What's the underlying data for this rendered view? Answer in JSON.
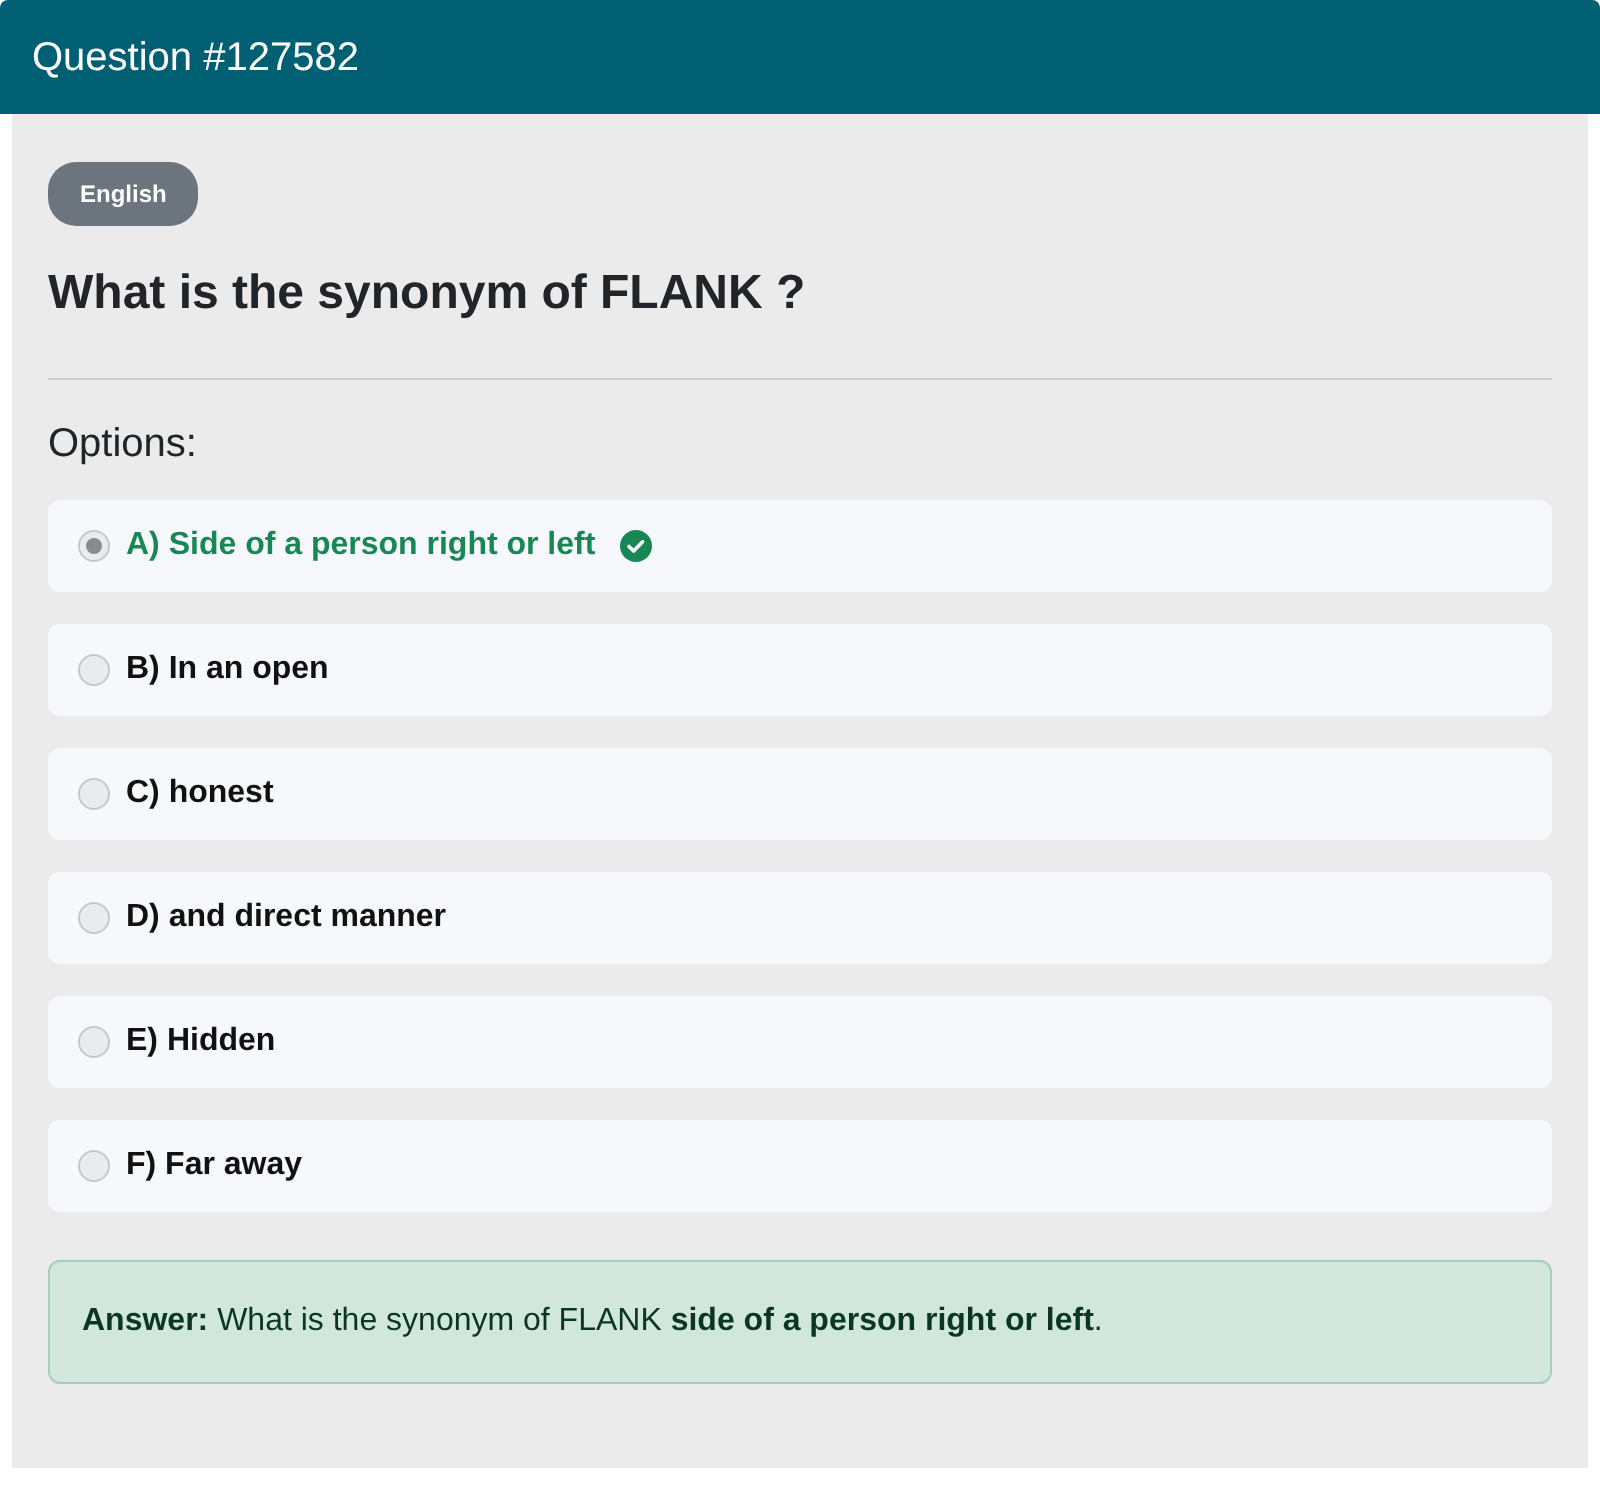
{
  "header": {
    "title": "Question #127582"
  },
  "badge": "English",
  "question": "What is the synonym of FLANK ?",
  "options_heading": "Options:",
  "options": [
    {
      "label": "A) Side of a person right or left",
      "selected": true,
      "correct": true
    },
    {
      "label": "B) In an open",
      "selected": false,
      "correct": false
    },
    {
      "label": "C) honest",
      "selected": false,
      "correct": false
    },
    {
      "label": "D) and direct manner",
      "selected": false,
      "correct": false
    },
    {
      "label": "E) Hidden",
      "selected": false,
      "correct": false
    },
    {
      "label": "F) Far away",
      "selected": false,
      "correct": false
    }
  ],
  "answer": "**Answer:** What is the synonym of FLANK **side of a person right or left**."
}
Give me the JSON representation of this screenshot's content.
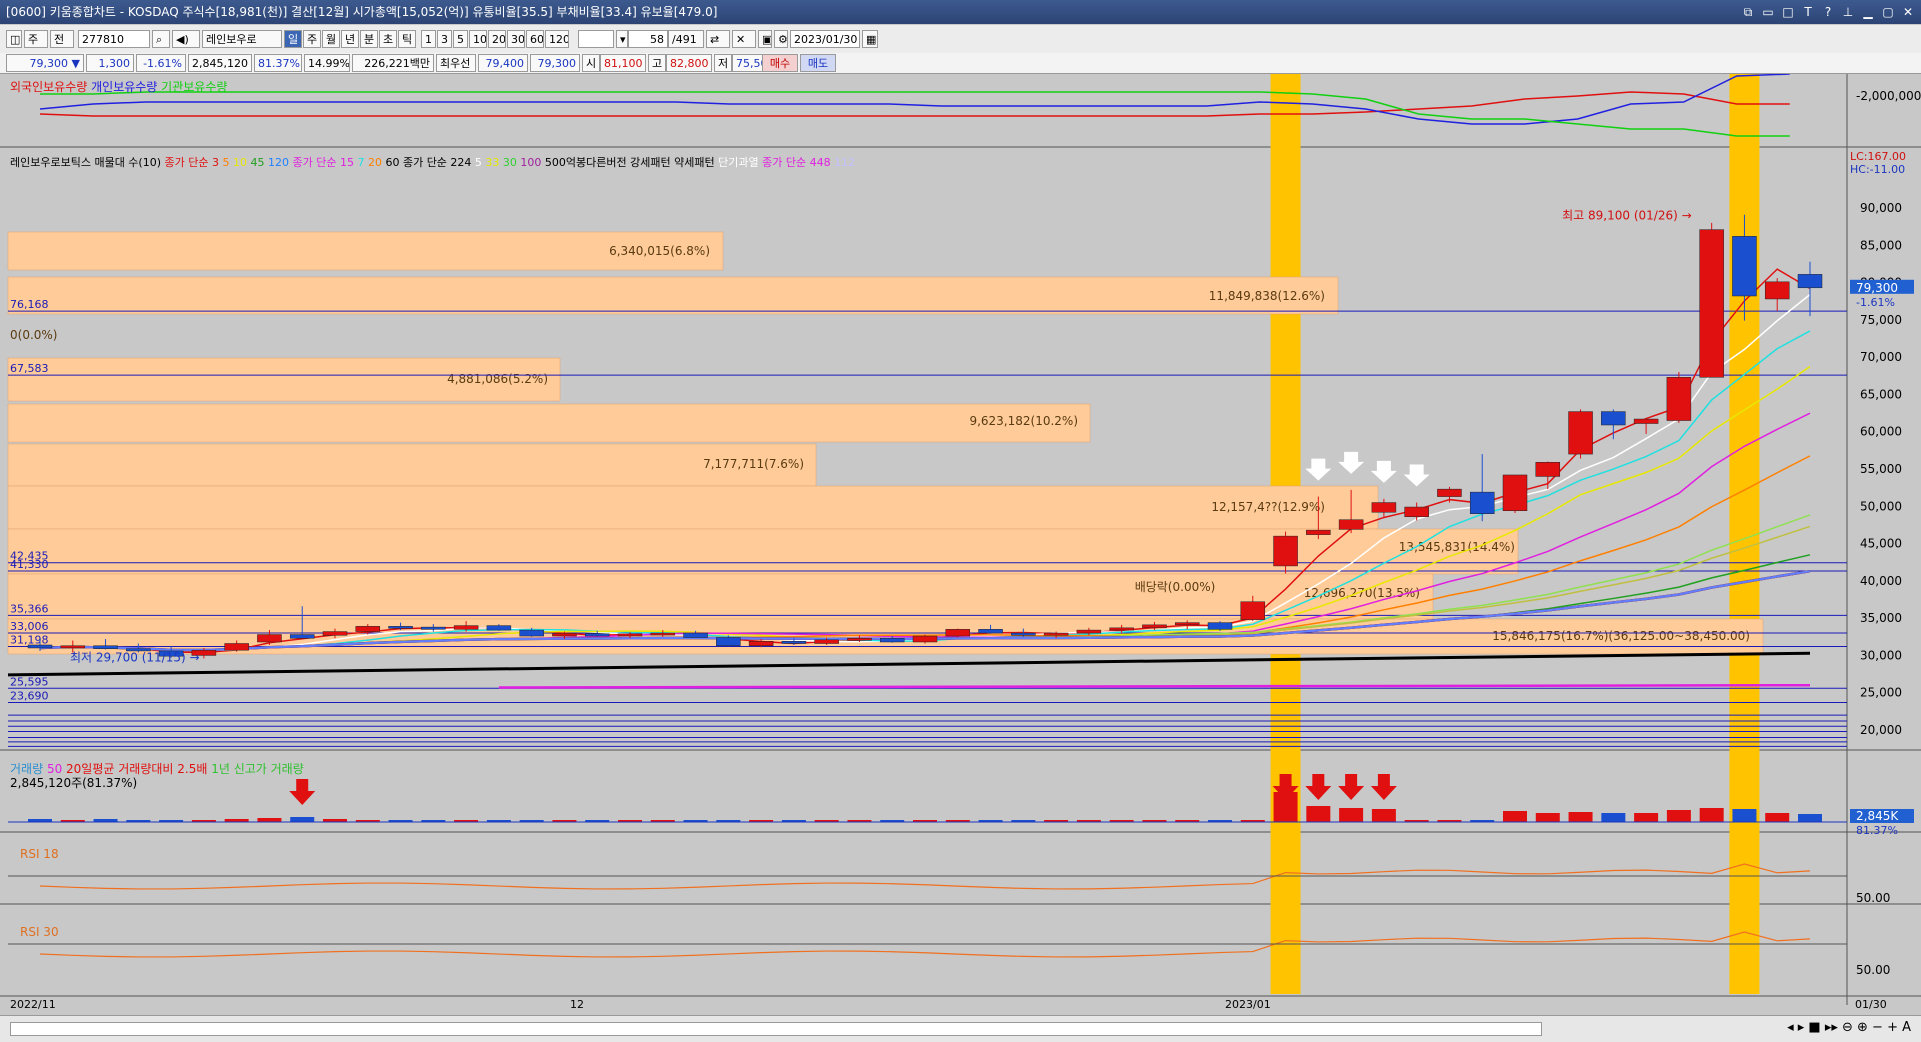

--

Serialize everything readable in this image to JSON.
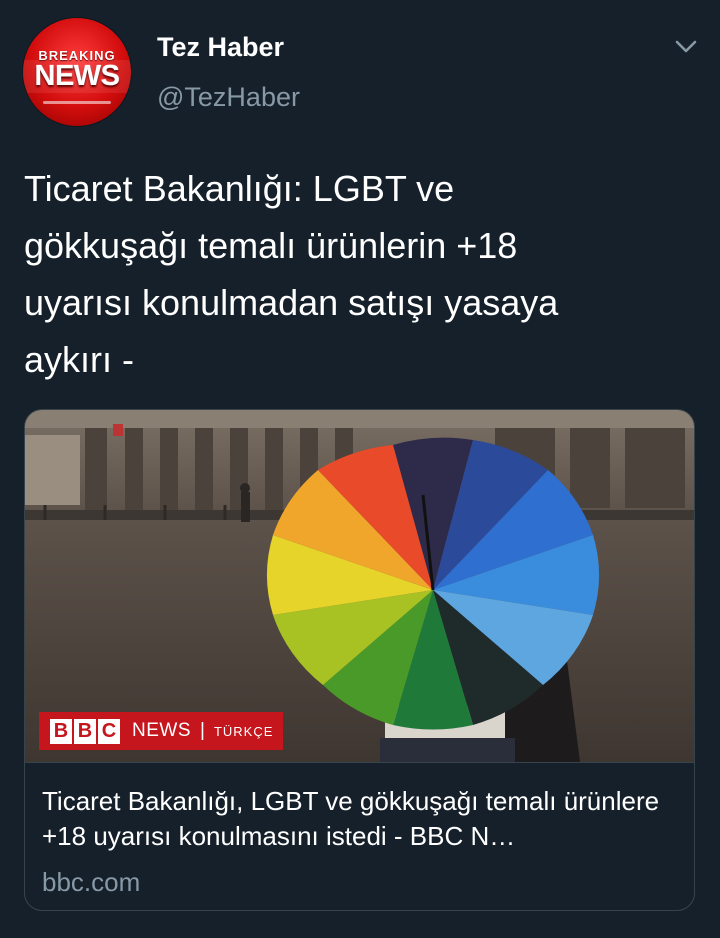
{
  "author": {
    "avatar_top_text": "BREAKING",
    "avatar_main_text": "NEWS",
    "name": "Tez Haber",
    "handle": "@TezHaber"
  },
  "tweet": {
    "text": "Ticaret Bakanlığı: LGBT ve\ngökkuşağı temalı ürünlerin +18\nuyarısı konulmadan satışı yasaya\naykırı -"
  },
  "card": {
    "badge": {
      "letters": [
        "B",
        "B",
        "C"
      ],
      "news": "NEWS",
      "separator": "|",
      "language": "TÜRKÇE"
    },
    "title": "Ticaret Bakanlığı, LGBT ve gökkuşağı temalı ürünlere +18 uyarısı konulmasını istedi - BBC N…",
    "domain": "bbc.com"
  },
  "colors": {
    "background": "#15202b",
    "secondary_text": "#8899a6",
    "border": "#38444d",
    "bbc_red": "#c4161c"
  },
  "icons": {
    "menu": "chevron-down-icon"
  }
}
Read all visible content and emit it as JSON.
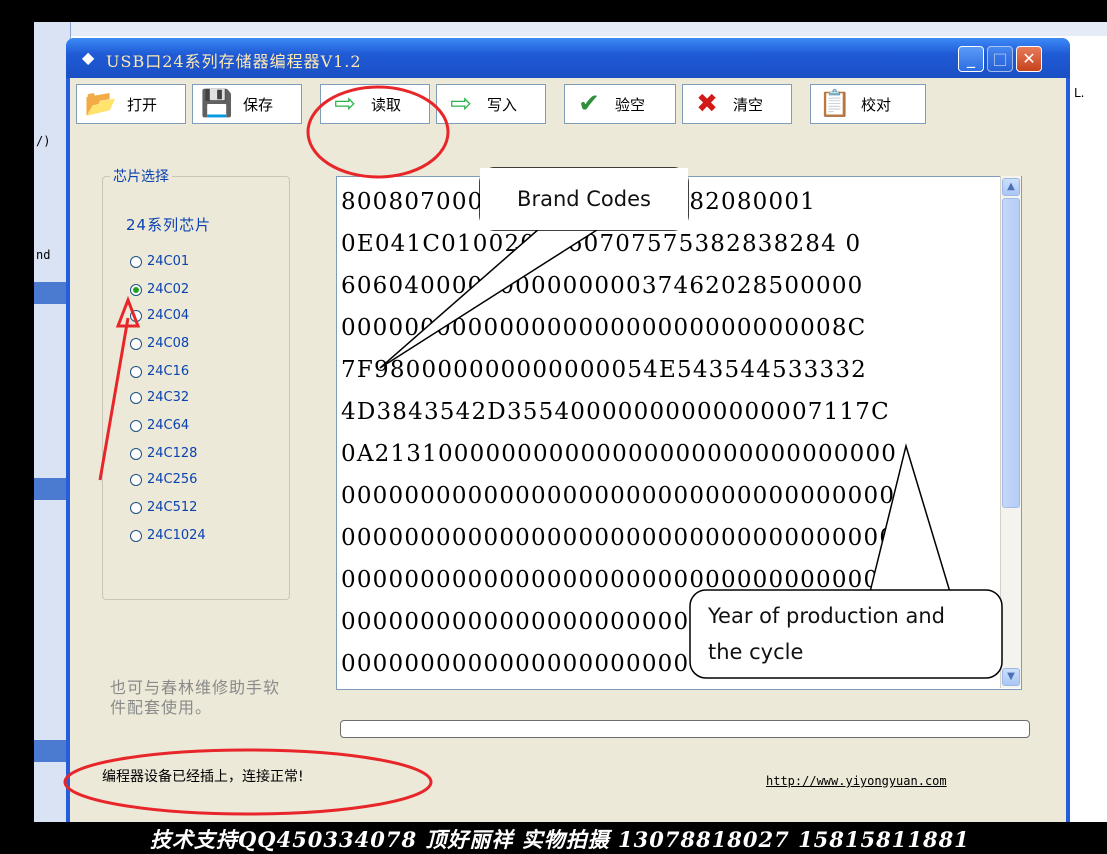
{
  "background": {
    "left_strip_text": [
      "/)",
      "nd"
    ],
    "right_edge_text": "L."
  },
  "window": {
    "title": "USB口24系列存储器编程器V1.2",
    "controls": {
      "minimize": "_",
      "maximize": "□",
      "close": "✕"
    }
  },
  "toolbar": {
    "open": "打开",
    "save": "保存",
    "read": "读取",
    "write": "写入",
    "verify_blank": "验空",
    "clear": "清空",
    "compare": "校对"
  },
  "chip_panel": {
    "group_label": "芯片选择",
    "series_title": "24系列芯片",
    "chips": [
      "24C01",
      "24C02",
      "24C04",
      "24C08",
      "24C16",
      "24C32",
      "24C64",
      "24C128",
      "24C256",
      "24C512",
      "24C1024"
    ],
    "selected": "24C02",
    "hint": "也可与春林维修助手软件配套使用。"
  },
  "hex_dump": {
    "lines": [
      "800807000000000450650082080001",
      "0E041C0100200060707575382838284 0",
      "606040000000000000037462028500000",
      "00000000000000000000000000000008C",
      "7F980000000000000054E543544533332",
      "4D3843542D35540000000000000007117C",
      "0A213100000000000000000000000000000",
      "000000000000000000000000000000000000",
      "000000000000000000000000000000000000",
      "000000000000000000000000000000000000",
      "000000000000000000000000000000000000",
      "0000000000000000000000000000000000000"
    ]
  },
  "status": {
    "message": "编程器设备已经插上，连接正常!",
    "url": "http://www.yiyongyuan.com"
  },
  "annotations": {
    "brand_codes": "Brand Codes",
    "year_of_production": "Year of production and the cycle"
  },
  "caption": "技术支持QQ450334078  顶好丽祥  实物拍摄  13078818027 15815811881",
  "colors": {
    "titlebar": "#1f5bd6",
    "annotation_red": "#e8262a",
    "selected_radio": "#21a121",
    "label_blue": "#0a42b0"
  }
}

» STATED GOAL:
Within the listing above, extract exactly the lines that run from the one containing "What's the underlying" through the one containing "Give me the", excluding any pictures.

» FINISHED EXERCISE:
What's the underlying data for this rendered view? Answer in JSON.
{
  "header": {
    "title": "Question #127582"
  },
  "badge": "English",
  "question": "What is the synonym of FLANK ?",
  "options_heading": "Options:",
  "options": [
    {
      "label": "A) Side of a person right or left",
      "selected": true,
      "correct": true
    },
    {
      "label": "B) In an open",
      "selected": false,
      "correct": false
    },
    {
      "label": "C) honest",
      "selected": false,
      "correct": false
    },
    {
      "label": "D) and direct manner",
      "selected": false,
      "correct": false
    },
    {
      "label": "E) Hidden",
      "selected": false,
      "correct": false
    },
    {
      "label": "F) Far away",
      "selected": false,
      "correct": false
    }
  ],
  "answer": "**Answer:** What is the synonym of FLANK **side of a person right or left**."
}
Give me the JSON representation of this screenshot's content.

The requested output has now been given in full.